- _Task details_
Scan the records for the string "مدرسه"; copy each line where it occurs.

— start Source records —

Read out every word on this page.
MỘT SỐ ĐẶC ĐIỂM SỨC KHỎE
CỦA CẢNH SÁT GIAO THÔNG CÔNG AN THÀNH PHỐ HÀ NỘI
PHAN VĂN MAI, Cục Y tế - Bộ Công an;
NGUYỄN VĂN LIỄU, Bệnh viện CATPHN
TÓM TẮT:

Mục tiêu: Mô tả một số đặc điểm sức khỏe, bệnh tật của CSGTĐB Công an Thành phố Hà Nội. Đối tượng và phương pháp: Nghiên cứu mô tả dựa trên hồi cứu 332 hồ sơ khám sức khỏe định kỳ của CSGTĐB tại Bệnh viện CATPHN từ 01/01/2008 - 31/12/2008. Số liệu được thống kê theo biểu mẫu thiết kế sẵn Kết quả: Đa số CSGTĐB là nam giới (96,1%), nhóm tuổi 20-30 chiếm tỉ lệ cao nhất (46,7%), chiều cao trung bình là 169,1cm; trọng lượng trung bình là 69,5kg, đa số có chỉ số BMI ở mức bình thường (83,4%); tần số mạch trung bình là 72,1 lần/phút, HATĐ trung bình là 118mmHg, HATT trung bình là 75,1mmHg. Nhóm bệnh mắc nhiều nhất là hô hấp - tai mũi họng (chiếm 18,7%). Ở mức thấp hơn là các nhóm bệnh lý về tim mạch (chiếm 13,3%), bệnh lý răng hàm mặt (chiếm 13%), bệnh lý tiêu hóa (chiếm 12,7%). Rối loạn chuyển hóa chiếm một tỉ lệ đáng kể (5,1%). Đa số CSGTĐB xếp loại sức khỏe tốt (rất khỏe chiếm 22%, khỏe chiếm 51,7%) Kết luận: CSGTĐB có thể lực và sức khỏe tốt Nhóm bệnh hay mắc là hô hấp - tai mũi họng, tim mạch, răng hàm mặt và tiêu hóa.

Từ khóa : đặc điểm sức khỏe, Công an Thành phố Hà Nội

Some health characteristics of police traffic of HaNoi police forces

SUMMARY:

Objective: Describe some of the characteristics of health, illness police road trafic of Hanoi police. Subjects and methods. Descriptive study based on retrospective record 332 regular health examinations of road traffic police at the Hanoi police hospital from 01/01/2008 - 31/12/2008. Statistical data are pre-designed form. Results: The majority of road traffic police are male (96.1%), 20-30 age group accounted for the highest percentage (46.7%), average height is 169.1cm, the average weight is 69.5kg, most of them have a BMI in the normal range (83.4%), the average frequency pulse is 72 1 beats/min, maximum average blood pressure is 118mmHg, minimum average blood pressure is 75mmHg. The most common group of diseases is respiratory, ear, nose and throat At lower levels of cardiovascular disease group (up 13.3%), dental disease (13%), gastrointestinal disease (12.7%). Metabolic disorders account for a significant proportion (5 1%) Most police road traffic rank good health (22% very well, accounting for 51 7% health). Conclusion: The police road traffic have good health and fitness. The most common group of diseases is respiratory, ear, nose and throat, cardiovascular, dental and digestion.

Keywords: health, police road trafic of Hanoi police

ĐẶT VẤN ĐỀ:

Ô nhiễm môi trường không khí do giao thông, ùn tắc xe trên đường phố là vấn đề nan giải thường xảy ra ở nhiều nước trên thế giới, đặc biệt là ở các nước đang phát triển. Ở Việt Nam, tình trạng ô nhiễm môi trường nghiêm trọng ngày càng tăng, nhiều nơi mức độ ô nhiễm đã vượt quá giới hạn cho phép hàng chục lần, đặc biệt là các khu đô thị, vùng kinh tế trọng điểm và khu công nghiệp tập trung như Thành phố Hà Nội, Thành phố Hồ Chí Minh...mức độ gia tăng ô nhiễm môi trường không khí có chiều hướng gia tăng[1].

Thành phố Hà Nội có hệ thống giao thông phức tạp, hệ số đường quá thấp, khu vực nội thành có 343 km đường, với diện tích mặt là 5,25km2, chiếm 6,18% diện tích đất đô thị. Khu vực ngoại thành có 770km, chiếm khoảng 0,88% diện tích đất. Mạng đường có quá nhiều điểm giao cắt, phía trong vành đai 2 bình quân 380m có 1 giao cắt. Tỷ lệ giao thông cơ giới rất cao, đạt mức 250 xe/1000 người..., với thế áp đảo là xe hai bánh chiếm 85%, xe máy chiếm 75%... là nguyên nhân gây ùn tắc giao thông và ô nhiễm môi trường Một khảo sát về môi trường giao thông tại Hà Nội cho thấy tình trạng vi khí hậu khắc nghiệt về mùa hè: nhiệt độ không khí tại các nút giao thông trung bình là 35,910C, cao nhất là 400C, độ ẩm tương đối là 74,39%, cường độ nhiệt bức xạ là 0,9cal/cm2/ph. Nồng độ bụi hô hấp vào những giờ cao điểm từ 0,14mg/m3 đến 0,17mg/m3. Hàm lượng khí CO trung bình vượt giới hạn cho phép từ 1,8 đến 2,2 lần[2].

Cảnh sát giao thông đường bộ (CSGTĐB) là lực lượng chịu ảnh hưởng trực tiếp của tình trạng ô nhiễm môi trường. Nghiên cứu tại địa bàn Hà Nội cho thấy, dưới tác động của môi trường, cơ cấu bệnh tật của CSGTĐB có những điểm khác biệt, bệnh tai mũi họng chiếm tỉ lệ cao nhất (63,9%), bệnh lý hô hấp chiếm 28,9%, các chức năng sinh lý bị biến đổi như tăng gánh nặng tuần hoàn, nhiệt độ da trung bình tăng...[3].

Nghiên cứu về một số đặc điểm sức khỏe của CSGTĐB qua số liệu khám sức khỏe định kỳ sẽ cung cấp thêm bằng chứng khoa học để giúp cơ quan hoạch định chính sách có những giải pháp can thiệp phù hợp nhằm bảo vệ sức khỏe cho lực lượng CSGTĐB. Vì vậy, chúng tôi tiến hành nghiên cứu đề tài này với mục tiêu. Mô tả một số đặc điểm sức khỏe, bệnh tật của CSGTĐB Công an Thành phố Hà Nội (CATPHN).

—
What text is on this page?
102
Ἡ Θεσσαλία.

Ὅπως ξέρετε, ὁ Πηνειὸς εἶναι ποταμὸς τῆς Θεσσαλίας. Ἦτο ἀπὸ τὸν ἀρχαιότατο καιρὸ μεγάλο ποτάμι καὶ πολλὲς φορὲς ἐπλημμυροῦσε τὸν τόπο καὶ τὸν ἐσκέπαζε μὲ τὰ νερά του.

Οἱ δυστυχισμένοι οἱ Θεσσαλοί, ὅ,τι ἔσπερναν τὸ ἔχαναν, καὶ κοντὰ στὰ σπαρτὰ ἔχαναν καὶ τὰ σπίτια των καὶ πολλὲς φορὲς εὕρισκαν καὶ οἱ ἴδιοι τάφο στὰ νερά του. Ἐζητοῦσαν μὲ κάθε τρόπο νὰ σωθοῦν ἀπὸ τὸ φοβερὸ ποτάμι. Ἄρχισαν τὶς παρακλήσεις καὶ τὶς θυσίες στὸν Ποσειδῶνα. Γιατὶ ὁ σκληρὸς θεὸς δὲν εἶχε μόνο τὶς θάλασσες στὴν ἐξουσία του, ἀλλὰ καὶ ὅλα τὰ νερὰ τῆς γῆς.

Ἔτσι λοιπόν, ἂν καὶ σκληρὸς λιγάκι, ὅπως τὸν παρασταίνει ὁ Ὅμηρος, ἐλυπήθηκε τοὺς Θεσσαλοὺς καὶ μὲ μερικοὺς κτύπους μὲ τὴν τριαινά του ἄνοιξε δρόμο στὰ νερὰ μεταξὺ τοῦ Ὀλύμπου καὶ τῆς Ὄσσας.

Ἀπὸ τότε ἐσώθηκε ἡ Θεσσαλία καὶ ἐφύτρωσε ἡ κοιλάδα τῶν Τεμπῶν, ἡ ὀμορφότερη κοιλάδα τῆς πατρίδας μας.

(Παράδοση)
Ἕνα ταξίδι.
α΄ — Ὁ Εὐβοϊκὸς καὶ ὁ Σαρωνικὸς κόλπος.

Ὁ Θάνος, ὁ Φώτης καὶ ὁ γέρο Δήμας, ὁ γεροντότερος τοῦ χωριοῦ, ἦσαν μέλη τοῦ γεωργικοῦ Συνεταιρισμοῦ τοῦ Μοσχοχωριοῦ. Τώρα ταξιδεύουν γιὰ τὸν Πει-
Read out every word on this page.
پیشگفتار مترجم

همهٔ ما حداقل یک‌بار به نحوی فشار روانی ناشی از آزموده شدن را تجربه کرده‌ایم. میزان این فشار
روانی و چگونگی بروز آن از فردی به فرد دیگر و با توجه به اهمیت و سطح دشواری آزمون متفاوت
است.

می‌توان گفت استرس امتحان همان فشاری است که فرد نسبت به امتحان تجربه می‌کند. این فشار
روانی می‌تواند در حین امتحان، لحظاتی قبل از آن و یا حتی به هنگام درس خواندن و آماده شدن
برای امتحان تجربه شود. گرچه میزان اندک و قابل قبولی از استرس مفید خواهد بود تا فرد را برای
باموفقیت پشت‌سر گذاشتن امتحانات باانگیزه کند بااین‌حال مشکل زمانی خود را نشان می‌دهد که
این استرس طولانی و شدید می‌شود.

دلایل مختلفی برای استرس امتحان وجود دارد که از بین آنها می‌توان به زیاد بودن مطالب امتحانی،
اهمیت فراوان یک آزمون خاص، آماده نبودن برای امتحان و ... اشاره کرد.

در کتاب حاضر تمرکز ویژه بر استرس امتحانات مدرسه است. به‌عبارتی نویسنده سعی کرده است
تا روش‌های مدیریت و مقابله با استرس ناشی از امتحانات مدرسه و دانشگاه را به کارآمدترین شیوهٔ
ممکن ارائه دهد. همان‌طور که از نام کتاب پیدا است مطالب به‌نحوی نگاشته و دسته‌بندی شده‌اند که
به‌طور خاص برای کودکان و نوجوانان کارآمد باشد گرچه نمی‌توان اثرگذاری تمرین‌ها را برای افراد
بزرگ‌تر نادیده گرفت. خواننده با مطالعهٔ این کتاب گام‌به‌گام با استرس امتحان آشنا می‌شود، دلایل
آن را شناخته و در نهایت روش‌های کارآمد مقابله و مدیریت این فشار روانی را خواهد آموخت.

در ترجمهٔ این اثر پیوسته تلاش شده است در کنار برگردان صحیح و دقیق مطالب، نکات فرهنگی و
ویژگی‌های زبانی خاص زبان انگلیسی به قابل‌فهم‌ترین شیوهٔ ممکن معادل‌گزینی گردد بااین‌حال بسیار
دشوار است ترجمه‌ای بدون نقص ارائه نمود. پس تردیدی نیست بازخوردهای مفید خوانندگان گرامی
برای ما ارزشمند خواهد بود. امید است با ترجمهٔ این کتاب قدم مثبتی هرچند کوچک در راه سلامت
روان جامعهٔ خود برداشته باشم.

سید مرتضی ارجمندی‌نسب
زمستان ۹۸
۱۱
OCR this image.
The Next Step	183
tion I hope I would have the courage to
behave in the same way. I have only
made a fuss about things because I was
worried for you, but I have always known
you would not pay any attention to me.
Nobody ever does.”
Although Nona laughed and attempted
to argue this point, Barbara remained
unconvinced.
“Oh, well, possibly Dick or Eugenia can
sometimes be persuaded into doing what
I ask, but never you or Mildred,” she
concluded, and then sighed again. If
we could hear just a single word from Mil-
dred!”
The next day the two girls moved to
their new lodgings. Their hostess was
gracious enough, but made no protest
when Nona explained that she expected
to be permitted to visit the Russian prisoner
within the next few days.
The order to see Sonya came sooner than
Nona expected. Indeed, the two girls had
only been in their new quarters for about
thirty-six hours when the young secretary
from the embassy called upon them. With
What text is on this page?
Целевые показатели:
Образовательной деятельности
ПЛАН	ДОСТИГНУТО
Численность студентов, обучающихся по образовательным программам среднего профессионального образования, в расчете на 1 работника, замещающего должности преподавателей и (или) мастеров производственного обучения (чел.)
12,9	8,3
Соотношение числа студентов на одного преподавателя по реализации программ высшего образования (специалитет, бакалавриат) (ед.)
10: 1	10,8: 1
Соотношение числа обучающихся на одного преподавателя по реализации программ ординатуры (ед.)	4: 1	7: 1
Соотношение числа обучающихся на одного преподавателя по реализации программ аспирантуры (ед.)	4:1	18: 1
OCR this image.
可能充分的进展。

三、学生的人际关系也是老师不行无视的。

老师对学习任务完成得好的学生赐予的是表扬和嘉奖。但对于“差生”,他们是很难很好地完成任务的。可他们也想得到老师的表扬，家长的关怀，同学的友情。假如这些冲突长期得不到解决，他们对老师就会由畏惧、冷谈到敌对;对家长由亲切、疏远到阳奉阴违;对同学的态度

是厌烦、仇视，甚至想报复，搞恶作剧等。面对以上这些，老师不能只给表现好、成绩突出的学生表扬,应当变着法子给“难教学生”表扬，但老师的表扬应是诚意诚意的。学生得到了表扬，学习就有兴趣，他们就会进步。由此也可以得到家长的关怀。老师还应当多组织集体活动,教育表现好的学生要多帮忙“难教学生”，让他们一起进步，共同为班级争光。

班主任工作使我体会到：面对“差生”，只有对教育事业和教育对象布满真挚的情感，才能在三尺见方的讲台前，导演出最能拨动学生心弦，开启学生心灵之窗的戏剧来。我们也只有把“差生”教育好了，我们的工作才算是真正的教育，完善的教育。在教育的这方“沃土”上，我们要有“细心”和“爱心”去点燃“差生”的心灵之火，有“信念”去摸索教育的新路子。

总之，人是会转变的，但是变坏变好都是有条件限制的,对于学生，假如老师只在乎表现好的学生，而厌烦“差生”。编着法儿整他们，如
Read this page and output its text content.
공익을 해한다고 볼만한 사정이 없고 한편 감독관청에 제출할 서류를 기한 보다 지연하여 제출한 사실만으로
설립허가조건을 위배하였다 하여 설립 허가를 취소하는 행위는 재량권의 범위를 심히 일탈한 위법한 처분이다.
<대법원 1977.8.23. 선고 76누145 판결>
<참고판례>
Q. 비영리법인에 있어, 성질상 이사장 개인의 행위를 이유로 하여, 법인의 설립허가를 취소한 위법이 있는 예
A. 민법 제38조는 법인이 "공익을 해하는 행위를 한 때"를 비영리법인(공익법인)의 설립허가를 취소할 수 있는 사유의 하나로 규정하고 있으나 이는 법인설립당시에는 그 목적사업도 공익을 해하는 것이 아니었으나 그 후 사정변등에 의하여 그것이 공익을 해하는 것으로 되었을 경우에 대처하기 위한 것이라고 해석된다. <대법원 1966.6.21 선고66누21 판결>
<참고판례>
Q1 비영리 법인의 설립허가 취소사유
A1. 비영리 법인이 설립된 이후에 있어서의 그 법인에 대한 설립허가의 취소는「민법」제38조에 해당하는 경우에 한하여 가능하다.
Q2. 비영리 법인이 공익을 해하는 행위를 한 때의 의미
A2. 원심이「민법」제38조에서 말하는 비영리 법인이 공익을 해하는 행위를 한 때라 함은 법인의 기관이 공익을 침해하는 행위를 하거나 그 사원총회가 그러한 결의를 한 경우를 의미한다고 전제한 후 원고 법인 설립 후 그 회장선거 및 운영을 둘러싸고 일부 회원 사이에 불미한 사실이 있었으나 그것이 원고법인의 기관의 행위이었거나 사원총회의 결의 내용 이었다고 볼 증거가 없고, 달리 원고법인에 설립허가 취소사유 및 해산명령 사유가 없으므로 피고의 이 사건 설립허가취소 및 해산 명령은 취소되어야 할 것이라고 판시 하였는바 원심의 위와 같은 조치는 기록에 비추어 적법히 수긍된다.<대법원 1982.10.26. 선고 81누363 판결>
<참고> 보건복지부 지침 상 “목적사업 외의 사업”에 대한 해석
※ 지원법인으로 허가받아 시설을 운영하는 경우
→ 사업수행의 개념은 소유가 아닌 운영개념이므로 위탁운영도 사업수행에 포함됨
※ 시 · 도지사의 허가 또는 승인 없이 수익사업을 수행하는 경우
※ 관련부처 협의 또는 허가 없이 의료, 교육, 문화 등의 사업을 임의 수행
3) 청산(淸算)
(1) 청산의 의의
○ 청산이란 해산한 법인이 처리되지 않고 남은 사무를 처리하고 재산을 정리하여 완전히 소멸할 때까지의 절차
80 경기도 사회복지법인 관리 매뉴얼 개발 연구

— end Source records —

- _Response for this exercise_
در کتاب حاضر تمرکز ویژه بر استرس امتحانات مدرسه است. به‌عبارتی نویسنده سعی کرده است
تا روش‌های مدیریت و مقابله با استرس ناشی از امتحانات مدرسه و دانشگاه را به کارآمدترین شیوهٔ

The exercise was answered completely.